§ **Exercise details**: Wherever "name" appears in a line, list that line.

··· Records for this exercise ···

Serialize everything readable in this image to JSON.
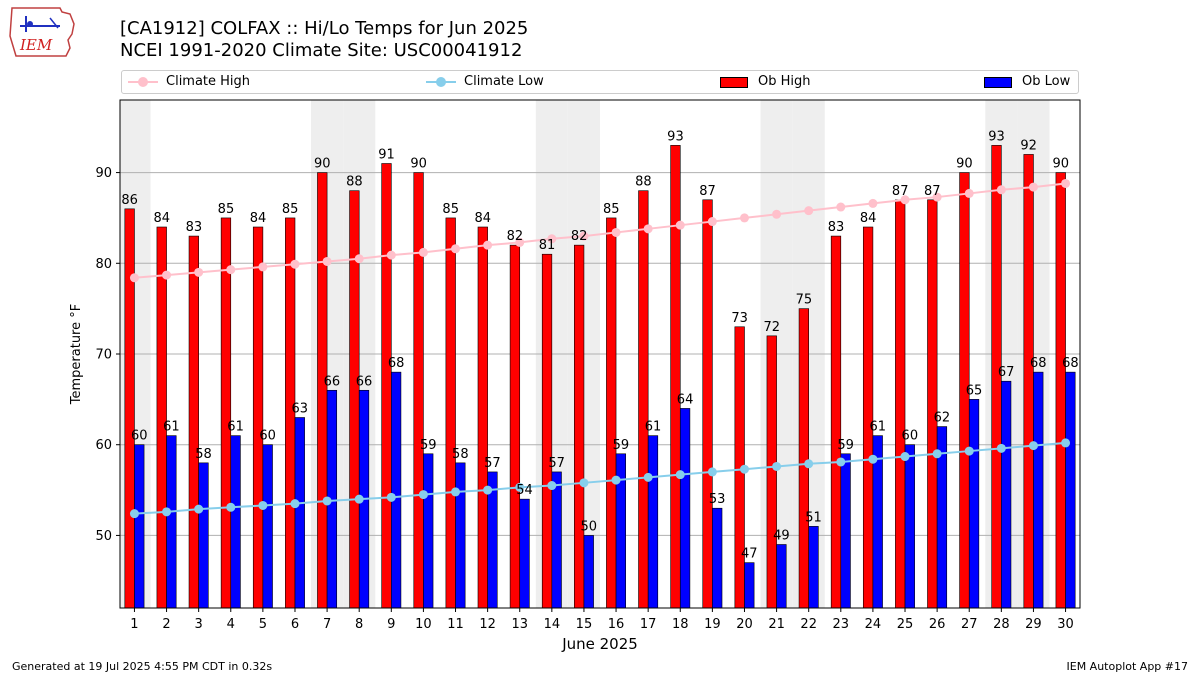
{
  "header": {
    "title_line1": "[CA1912] COLFAX :: Hi/Lo Temps for Jun 2025",
    "title_line2": "NCEI 1991-2020 Climate Site: USC00041912",
    "logo_text": "IEM"
  },
  "legend": {
    "climate_high": "Climate High",
    "climate_low": "Climate Low",
    "ob_high": "Ob High",
    "ob_low": "Ob Low"
  },
  "footer": {
    "generated": "Generated at 19 Jul 2025 4:55 PM CDT in 0.32s",
    "app": "IEM Autoplot App #17"
  },
  "colors": {
    "ob_high": "#ff0000",
    "ob_low": "#0000ff",
    "climate_high": "#ffc0cb",
    "climate_low": "#87ceeb",
    "weekend_shade": "#eeeeee"
  },
  "chart_data": {
    "type": "bar",
    "xlabel": "June 2025",
    "ylabel": "Temperature °F",
    "ylim": [
      42,
      98
    ],
    "yticks": [
      50,
      60,
      70,
      80,
      90
    ],
    "grid": "horizontal",
    "legend_position": "top",
    "categories": [
      "1",
      "2",
      "3",
      "4",
      "5",
      "6",
      "7",
      "8",
      "9",
      "10",
      "11",
      "12",
      "13",
      "14",
      "15",
      "16",
      "17",
      "18",
      "19",
      "20",
      "21",
      "22",
      "23",
      "24",
      "25",
      "26",
      "27",
      "28",
      "29",
      "30"
    ],
    "weekend_days": [
      1,
      7,
      8,
      14,
      15,
      21,
      22,
      28,
      29
    ],
    "series": [
      {
        "name": "Ob High",
        "type": "bar",
        "values": [
          86,
          84,
          83,
          85,
          84,
          85,
          90,
          88,
          91,
          90,
          85,
          84,
          82,
          81,
          82,
          85,
          88,
          93,
          87,
          73,
          72,
          75,
          83,
          84,
          87,
          87,
          90,
          93,
          92,
          90
        ]
      },
      {
        "name": "Ob Low",
        "type": "bar",
        "values": [
          60,
          61,
          58,
          61,
          60,
          63,
          66,
          66,
          68,
          59,
          58,
          57,
          54,
          57,
          50,
          59,
          61,
          64,
          53,
          47,
          49,
          51,
          59,
          61,
          60,
          62,
          65,
          67,
          68,
          68
        ]
      },
      {
        "name": "Climate High",
        "type": "line",
        "values": [
          78.4,
          78.7,
          79.0,
          79.3,
          79.6,
          79.9,
          80.2,
          80.5,
          80.9,
          81.2,
          81.6,
          82.0,
          82.3,
          82.7,
          83.0,
          83.4,
          83.8,
          84.2,
          84.6,
          85.0,
          85.4,
          85.8,
          86.2,
          86.6,
          87.0,
          87.3,
          87.7,
          88.1,
          88.4,
          88.8
        ]
      },
      {
        "name": "Climate Low",
        "type": "line",
        "values": [
          52.4,
          52.6,
          52.9,
          53.1,
          53.3,
          53.5,
          53.8,
          54.0,
          54.2,
          54.5,
          54.8,
          55.0,
          55.3,
          55.5,
          55.8,
          56.1,
          56.4,
          56.7,
          57.0,
          57.3,
          57.6,
          57.9,
          58.1,
          58.4,
          58.7,
          59.0,
          59.3,
          59.6,
          59.9,
          60.2
        ]
      }
    ]
  }
}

···

§ **Exercise solution**:
        "name": "Ob High",
        "name": "Ob Low",
        "name": "Climate High",
        "name": "Climate Low",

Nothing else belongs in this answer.